→ **What you are asked to do**: Restate every line of the material, word for word.
## Start Input rows
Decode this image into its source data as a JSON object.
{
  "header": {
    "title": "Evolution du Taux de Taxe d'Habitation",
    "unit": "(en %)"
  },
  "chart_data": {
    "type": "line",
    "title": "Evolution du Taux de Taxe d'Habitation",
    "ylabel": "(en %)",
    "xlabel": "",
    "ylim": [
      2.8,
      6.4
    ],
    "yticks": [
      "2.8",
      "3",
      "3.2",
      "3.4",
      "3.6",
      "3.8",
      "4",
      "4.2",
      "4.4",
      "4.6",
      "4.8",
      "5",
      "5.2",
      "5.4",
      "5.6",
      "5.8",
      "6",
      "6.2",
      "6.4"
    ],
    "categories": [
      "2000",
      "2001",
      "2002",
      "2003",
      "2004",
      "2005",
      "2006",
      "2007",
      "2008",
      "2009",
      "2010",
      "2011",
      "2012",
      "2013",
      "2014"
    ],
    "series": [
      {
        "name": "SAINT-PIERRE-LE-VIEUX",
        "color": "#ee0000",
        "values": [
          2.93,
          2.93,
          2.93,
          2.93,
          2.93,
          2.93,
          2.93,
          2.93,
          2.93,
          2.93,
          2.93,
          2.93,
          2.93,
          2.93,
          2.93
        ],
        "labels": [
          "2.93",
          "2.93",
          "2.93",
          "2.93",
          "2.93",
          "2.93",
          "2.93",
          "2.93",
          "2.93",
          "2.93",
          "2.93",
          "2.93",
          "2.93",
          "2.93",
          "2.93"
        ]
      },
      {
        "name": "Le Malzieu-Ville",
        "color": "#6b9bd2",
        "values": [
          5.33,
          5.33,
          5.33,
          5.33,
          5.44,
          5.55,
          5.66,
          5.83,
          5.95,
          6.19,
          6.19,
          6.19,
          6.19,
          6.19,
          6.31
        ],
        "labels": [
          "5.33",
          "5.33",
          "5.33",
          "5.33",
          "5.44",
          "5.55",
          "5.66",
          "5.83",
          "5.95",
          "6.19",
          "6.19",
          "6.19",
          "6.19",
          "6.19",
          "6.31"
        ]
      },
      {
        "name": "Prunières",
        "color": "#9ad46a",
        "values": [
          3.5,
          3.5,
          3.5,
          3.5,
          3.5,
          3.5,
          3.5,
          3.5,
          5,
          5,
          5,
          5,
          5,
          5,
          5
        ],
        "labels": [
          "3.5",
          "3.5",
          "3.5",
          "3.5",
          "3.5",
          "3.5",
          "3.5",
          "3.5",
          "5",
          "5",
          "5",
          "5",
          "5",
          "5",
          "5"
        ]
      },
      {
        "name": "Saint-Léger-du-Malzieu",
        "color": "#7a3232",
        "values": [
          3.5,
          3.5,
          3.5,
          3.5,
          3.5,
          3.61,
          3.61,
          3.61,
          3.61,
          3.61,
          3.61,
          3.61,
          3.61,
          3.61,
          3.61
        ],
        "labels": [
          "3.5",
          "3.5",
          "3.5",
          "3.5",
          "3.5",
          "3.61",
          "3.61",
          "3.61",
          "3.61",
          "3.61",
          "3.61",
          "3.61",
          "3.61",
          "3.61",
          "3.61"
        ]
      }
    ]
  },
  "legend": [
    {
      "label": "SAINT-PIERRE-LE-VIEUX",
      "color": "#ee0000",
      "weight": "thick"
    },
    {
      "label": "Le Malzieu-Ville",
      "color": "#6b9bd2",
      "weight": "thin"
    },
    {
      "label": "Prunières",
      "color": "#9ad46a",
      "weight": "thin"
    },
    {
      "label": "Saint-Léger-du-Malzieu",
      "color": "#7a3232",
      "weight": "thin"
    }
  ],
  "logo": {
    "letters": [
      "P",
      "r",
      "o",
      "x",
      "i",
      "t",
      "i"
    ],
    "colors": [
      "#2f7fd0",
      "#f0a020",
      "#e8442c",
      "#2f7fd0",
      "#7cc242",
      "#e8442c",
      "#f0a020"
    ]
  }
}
## End Input rows
→ **Response for this exercise**:
Decode this image into its source data as a JSON object.
{
  "header": {
    "title": "Evolution du Taux de Taxe d'Habitation",
    "unit": "(en %)"
  },
  "chart_data": {
    "type": "line",
    "title": "Evolution du Taux de Taxe d'Habitation",
    "ylabel": "(en %)",
    "xlabel": "",
    "ylim": [
      2.8,
      6.4
    ],
    "yticks": [
      "2.8",
      "3",
      "3.2",
      "3.4",
      "3.6",
      "3.8",
      "4",
      "4.2",
      "4.4",
      "4.6",
      "4.8",
      "5",
      "5.2",
      "5.4",
      "5.6",
      "5.8",
      "6",
      "6.2",
      "6.4"
    ],
    "categories": [
      "2000",
      "2001",
      "2002",
      "2003",
      "2004",
      "2005",
      "2006",
      "2007",
      "2008",
      "2009",
      "2010",
      "2011",
      "2012",
      "2013",
      "2014"
    ],
    "series": [
      {
        "name": "SAINT-PIERRE-LE-VIEUX",
        "color": "#ee0000",
        "values": [
          2.93,
          2.93,
          2.93,
          2.93,
          2.93,
          2.93,
          2.93,
          2.93,
          2.93,
          2.93,
          2.93,
          2.93,
          2.93,
          2.93,
          2.93
        ],
        "labels": [
          "2.93",
          "2.93",
          "2.93",
          "2.93",
          "2.93",
          "2.93",
          "2.93",
          "2.93",
          "2.93",
          "2.93",
          "2.93",
          "2.93",
          "2.93",
          "2.93",
          "2.93"
        ]
      },
      {
        "name": "Le Malzieu-Ville",
        "color": "#6b9bd2",
        "values": [
          5.33,
          5.33,
          5.33,
          5.33,
          5.44,
          5.55,
          5.66,
          5.83,
          5.95,
          6.19,
          6.19,
          6.19,
          6.19,
          6.19,
          6.31
        ],
        "labels": [
          "5.33",
          "5.33",
          "5.33",
          "5.33",
          "5.44",
          "5.55",
          "5.66",
          "5.83",
          "5.95",
          "6.19",
          "6.19",
          "6.19",
          "6.19",
          "6.19",
          "6.31"
        ]
      },
      {
        "name": "Prunières",
        "color": "#9ad46a",
        "values": [
          3.5,
          3.5,
          3.5,
          3.5,
          3.5,
          3.5,
          3.5,
          3.5,
          5,
          5,
          5,
          5,
          5,
          5,
          5
        ],
        "labels": [
          "3.5",
          "3.5",
          "3.5",
          "3.5",
          "3.5",
          "3.5",
          "3.5",
          "3.5",
          "5",
          "5",
          "5",
          "5",
          "5",
          "5",
          "5"
        ]
      },
      {
        "name": "Saint-Léger-du-Malzieu",
        "color": "#7a3232",
        "values": [
          3.5,
          3.5,
          3.5,
          3.5,
          3.5,
          3.61,
          3.61,
          3.61,
          3.61,
          3.61,
          3.61,
          3.61,
          3.61,
          3.61,
          3.61
        ],
        "labels": [
          "3.5",
          "3.5",
          "3.5",
          "3.5",
          "3.5",
          "3.61",
          "3.61",
          "3.61",
          "3.61",
          "3.61",
          "3.61",
          "3.61",
          "3.61",
          "3.61",
          "3.61"
        ]
      }
    ]
  },
  "legend": [
    {
      "label": "SAINT-PIERRE-LE-VIEUX",
      "color": "#ee0000",
      "weight": "thick"
    },
    {
      "label": "Le Malzieu-Ville",
      "color": "#6b9bd2",
      "weight": "thin"
    },
    {
      "label": "Prunières",
      "color": "#9ad46a",
      "weight": "thin"
    },
    {
      "label": "Saint-Léger-du-Malzieu",
      "color": "#7a3232",
      "weight": "thin"
    }
  ],
  "logo": {
    "letters": [
      "P",
      "r",
      "o",
      "x",
      "i",
      "t",
      "i"
    ],
    "colors": [
      "#2f7fd0",
      "#f0a020",
      "#e8442c",
      "#2f7fd0",
      "#7cc242",
      "#e8442c",
      "#f0a020"
    ]
  }
}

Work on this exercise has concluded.